"""
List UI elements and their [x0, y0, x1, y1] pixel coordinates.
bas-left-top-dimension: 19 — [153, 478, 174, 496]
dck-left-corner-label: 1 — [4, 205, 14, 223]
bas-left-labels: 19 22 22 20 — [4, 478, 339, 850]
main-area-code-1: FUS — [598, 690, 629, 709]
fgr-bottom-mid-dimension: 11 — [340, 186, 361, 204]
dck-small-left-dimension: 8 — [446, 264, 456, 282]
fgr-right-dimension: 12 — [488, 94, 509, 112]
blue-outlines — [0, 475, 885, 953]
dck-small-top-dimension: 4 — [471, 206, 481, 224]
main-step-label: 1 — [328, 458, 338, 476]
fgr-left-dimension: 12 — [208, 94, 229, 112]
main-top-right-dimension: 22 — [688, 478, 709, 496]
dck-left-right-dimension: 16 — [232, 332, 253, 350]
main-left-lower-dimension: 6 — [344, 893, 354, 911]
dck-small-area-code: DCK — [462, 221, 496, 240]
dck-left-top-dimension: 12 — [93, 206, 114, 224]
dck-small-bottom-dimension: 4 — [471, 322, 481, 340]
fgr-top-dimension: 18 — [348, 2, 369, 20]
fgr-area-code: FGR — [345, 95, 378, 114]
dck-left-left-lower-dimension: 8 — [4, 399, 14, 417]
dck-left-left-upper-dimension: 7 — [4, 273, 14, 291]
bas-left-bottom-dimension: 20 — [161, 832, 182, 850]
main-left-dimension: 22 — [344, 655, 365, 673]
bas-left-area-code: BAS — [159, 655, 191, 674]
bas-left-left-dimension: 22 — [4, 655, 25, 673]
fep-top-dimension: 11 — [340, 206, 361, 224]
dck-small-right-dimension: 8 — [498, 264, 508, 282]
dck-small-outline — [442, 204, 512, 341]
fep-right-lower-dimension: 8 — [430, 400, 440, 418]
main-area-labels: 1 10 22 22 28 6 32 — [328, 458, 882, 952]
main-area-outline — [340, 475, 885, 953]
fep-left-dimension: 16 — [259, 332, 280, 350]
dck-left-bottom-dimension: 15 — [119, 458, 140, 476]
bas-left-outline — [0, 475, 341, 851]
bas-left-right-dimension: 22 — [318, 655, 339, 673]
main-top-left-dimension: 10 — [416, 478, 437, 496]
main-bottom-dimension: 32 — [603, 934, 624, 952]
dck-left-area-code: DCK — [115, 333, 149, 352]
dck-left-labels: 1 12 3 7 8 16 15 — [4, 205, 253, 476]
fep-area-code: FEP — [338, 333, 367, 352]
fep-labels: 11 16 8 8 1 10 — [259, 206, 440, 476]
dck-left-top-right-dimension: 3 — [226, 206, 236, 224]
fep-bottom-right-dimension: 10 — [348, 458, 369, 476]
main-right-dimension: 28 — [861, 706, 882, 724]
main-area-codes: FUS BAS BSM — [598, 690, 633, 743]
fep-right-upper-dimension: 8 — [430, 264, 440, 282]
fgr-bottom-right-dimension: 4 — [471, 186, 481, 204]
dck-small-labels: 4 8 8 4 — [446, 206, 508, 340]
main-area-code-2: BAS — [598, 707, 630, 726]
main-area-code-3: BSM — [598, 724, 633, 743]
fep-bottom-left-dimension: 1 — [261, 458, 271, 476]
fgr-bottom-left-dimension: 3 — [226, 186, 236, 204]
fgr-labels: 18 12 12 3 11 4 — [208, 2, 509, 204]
"""
## Directive
Put every line of the listing above into a JSON list of strings, one string per line, leaving out any blank lines.

## Exercise solution
[
  "List UI elements and their [x0, y0, x1, y1] pixel coordinates.",
  "bas-left-top-dimension: 19 — [153, 478, 174, 496]",
  "dck-left-corner-label: 1 — [4, 205, 14, 223]",
  "bas-left-labels: 19 22 22 20 — [4, 478, 339, 850]",
  "main-area-code-1: FUS — [598, 690, 629, 709]",
  "fgr-bottom-mid-dimension: 11 — [340, 186, 361, 204]",
  "dck-small-left-dimension: 8 — [446, 264, 456, 282]",
  "fgr-right-dimension: 12 — [488, 94, 509, 112]",
  "blue-outlines — [0, 475, 885, 953]",
  "dck-small-top-dimension: 4 — [471, 206, 481, 224]",
  "main-step-label: 1 — [328, 458, 338, 476]",
  "fgr-left-dimension: 12 — [208, 94, 229, 112]",
  "main-top-right-dimension: 22 — [688, 478, 709, 496]",
  "dck-left-right-dimension: 16 — [232, 332, 253, 350]",
  "main-left-lower-dimension: 6 — [344, 893, 354, 911]",
  "dck-small-area-code: DCK — [462, 221, 496, 240]",
  "dck-left-top-dimension: 12 — [93, 206, 114, 224]",
  "dck-small-bottom-dimension: 4 — [471, 322, 481, 340]",
  "fgr-top-dimension: 18 — [348, 2, 369, 20]",
  "fgr-area-code: FGR — [345, 95, 378, 114]",
  "dck-left-left-lower-dimension: 8 — [4, 399, 14, 417]",
  "dck-left-left-upper-dimension: 7 — [4, 273, 14, 291]",
  "bas-left-bottom-dimension: 20 — [161, 832, 182, 850]",
  "main-left-dimension: 22 — [344, 655, 365, 673]",
  "bas-left-area-code: BAS — [159, 655, 191, 674]",
  "bas-left-left-dimension: 22 — [4, 655, 25, 673]",
  "fep-top-dimension: 11 — [340, 206, 361, 224]",
  "dck-small-right-dimension: 8 — [498, 264, 508, 282]",
  "dck-small-outline — [442, 204, 512, 341]",
  "fep-right-lower-dimension: 8 — [430, 400, 440, 418]",
  "main-area-labels: 1 10 22 22 28 6 32 — [328, 458, 882, 952]",
  "main-area-outline — [340, 475, 885, 953]",
  "fep-left-dimension: 16 — [259, 332, 280, 350]",
  "dck-left-bottom-dimension: 15 — [119, 458, 140, 476]",
  "bas-left-outline — [0, 475, 341, 851]",
  "bas-left-right-dimension: 22 — [318, 655, 339, 673]",
  "main-top-left-dimension: 10 — [416, 478, 437, 496]",
  "main-bottom-dimension: 32 — [603, 934, 624, 952]",
  "dck-left-area-code: DCK — [115, 333, 149, 352]",
  "dck-left-labels: 1 12 3 7 8 16 15 — [4, 205, 253, 476]",
  "fep-area-code: FEP — [338, 333, 367, 352]",
  "fep-labels: 11 16 8 8 1 10 — [259, 206, 440, 476]",
  "dck-left-top-right-dimension: 3 — [226, 206, 236, 224]",
  "fep-bottom-right-dimension: 10 — [348, 458, 369, 476]",
  "main-right-dimension: 28 — [861, 706, 882, 724]",
  "main-area-codes: FUS BAS BSM — [598, 690, 633, 743]",
  "fep-right-upper-dimension: 8 — [430, 264, 440, 282]",
  "fgr-bottom-right-dimension: 4 — [471, 186, 481, 204]",
  "dck-small-labels: 4 8 8 4 — [446, 206, 508, 340]",
  "main-area-code-2: BAS — [598, 707, 630, 726]",
  "main-area-code-3: BSM — [598, 724, 633, 743]",
  "fep-bottom-left-dimension: 1 — [261, 458, 271, 476]",
  "fgr-bottom-left-dimension: 3 — [226, 186, 236, 204]",
  "fgr-labels: 18 12 12 3 11 4 — [208, 2, 509, 204]"
]